• Written problem: Seek out every line containing the word "Press", and copy each.

[Data excerpts]

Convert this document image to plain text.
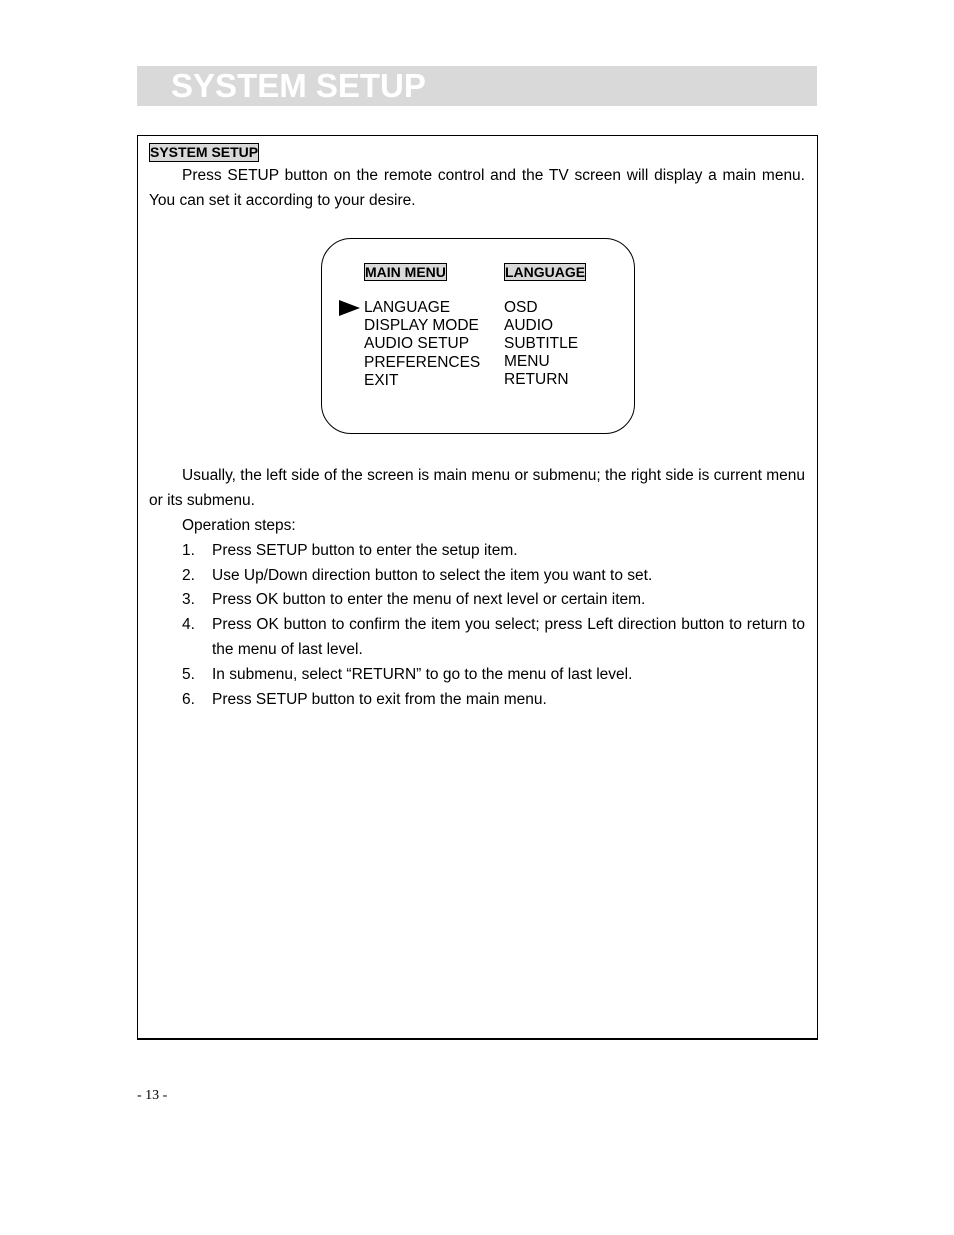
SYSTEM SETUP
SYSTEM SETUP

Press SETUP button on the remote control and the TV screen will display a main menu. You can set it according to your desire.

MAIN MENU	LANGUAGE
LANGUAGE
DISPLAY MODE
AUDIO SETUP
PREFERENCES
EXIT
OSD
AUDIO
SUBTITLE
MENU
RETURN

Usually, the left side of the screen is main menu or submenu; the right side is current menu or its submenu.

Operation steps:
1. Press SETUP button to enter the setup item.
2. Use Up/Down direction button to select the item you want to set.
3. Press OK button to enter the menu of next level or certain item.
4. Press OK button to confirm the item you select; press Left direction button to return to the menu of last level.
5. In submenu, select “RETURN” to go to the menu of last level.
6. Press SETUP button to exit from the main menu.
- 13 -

• Full output:
Press SETUP button on the remote control and the TV screen will display a main menu. You can set it according to your desire.
1. Press SETUP button to enter the setup item.
3. Press OK button to enter the menu of next level or certain item.
4. Press OK button to confirm the item you select; press Left direction button to return to the menu of last level.
6. Press SETUP button to exit from the main menu.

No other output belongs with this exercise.